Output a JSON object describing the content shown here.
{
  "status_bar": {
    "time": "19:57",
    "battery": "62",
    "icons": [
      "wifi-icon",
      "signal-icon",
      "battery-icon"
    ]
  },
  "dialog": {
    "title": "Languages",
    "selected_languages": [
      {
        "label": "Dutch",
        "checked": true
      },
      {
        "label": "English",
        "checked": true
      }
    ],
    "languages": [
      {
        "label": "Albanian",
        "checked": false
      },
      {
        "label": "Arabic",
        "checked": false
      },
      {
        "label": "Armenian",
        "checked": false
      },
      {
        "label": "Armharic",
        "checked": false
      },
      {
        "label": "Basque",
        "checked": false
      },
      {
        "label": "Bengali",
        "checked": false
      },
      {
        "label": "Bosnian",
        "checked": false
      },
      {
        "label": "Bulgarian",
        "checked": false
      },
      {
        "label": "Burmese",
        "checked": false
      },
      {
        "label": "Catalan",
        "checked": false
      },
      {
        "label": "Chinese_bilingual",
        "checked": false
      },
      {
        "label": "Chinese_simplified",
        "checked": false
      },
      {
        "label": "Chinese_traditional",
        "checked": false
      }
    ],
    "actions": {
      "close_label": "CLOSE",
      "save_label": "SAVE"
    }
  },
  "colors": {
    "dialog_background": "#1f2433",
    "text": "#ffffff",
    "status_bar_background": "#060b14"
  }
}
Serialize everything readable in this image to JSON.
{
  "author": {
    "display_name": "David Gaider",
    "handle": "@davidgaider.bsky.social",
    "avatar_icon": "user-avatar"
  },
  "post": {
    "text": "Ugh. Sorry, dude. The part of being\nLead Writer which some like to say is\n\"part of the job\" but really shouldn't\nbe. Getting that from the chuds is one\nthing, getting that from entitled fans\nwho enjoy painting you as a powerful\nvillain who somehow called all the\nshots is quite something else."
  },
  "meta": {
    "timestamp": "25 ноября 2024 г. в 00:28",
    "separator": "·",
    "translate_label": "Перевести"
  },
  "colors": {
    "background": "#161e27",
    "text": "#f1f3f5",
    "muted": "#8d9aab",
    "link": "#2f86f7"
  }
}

◆ **Description of the task**:
Go through the preceding material and copy each line that has the word "text".

◆ **Finished answer**:
    "text": "#ffffff",
    "text": "Ugh. Sorry, dude. The part of being\nLead Writer which some like to say is\n\"part of the job\" but really shouldn't\nbe. Getting that from the chuds is one\nthing, getting that from entitled fans\nwho enjoy painting you as a powerful\nvillain who somehow called all the\nshots is quite something else."
    "text": "#f1f3f5",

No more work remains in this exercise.